- **Work to do**: Retype every entry exactly, character for character.

- **The records**:

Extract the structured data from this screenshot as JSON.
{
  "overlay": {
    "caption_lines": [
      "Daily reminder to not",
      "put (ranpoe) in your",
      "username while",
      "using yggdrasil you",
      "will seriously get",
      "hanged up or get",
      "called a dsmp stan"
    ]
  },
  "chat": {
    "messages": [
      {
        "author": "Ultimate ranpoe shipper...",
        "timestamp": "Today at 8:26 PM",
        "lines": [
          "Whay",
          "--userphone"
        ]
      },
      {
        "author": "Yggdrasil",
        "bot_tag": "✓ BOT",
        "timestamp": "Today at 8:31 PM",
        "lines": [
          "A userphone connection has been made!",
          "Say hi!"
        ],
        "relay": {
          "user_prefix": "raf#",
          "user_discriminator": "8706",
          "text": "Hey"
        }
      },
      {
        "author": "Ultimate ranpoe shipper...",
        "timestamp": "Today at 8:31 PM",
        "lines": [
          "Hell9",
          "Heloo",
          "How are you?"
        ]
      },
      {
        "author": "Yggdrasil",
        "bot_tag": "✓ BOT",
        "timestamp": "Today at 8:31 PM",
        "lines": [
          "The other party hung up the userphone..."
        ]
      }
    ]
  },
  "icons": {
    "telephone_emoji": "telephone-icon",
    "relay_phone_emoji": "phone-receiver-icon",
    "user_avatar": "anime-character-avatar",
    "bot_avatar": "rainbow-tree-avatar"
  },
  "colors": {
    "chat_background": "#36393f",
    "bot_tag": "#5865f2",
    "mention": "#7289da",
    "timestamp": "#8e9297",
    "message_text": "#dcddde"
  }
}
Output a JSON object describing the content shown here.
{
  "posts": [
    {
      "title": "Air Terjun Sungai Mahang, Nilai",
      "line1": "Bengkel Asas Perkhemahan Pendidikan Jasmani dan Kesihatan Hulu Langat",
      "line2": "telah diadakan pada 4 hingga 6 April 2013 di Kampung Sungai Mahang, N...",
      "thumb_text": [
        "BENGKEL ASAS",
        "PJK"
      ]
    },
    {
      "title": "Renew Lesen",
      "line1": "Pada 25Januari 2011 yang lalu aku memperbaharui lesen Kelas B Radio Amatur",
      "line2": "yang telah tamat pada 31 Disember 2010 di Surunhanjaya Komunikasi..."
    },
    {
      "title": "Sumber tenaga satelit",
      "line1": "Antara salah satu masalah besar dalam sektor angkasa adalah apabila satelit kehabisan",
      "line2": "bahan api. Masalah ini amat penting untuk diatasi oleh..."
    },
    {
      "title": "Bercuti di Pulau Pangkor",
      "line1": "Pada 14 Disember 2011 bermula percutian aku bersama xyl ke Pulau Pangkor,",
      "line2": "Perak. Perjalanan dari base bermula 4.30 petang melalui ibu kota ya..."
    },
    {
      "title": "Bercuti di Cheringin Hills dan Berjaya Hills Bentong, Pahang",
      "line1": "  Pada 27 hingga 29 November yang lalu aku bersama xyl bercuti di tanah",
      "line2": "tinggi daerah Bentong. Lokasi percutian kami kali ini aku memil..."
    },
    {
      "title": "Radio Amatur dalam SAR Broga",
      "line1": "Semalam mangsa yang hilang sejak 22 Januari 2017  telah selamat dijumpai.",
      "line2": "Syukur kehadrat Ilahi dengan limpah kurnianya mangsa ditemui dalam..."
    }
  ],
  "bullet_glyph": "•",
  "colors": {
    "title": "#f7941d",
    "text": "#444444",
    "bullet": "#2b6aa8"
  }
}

- **Expected answer**:
Extract the structured data from this screenshot as JSON.
{
  "overlay": {
    "caption_lines": [
      "Daily reminder to not",
      "put (ranpoe) in your",
      "username while",
      "using yggdrasil you",
      "will seriously get",
      "hanged up or get",
      "called a dsmp stan"
    ]
  },
  "chat": {
    "messages": [
      {
        "author": "Ultimate ranpoe shipper...",
        "timestamp": "Today at 8:26 PM",
        "lines": [
          "Whay",
          "--userphone"
        ]
      },
      {
        "author": "Yggdrasil",
        "bot_tag": "✓ BOT",
        "timestamp": "Today at 8:31 PM",
        "lines": [
          "A userphone connection has been made!",
          "Say hi!"
        ],
        "relay": {
          "user_prefix": "raf#",
          "user_discriminator": "8706",
          "text": "Hey"
        }
      },
      {
        "author": "Ultimate ranpoe shipper...",
        "timestamp": "Today at 8:31 PM",
        "lines": [
          "Hell9",
          "Heloo",
          "How are you?"
        ]
      },
      {
        "author": "Yggdrasil",
        "bot_tag": "✓ BOT",
        "timestamp": "Today at 8:31 PM",
        "lines": [
          "The other party hung up the userphone..."
        ]
      }
    ]
  },
  "icons": {
    "telephone_emoji": "telephone-icon",
    "relay_phone_emoji": "phone-receiver-icon",
    "user_avatar": "anime-character-avatar",
    "bot_avatar": "rainbow-tree-avatar"
  },
  "colors": {
    "chat_background": "#36393f",
    "bot_tag": "#5865f2",
    "mention": "#7289da",
    "timestamp": "#8e9297",
    "message_text": "#dcddde"
  }
}
Output a JSON object describing the content shown here.
{
  "posts": [
    {
      "title": "Air Terjun Sungai Mahang, Nilai",
      "line1": "Bengkel Asas Perkhemahan Pendidikan Jasmani dan Kesihatan Hulu Langat",
      "line2": "telah diadakan pada 4 hingga 6 April 2013 di Kampung Sungai Mahang, N...",
      "thumb_text": [
        "BENGKEL ASAS",
        "PJK"
      ]
    },
    {
      "title": "Renew Lesen",
      "line1": "Pada 25Januari 2011 yang lalu aku memperbaharui lesen Kelas B Radio Amatur",
      "line2": "yang telah tamat pada 31 Disember 2010 di Surunhanjaya Komunikasi..."
    },
    {
      "title": "Sumber tenaga satelit",
      "line1": "Antara salah satu masalah besar dalam sektor angkasa adalah apabila satelit kehabisan",
      "line2": "bahan api. Masalah ini amat penting untuk diatasi oleh..."
    },
    {
      "title": "Bercuti di Pulau Pangkor",
      "line1": "Pada 14 Disember 2011 bermula percutian aku bersama xyl ke Pulau Pangkor,",
      "line2": "Perak. Perjalanan dari base bermula 4.30 petang melalui ibu kota ya..."
    },
    {
      "title": "Bercuti di Cheringin Hills dan Berjaya Hills Bentong, Pahang",
      "line1": "  Pada 27 hingga 29 November yang lalu aku bersama xyl bercuti di tanah",
      "line2": "tinggi daerah Bentong. Lokasi percutian kami kali ini aku memil..."
    },
    {
      "title": "Radio Amatur dalam SAR Broga",
      "line1": "Semalam mangsa yang hilang sejak 22 Januari 2017  telah selamat dijumpai.",
      "line2": "Syukur kehadrat Ilahi dengan limpah kurnianya mangsa ditemui dalam..."
    }
  ],
  "bullet_glyph": "•",
  "colors": {
    "title": "#f7941d",
    "text": "#444444",
    "bullet": "#2b6aa8"
  }
}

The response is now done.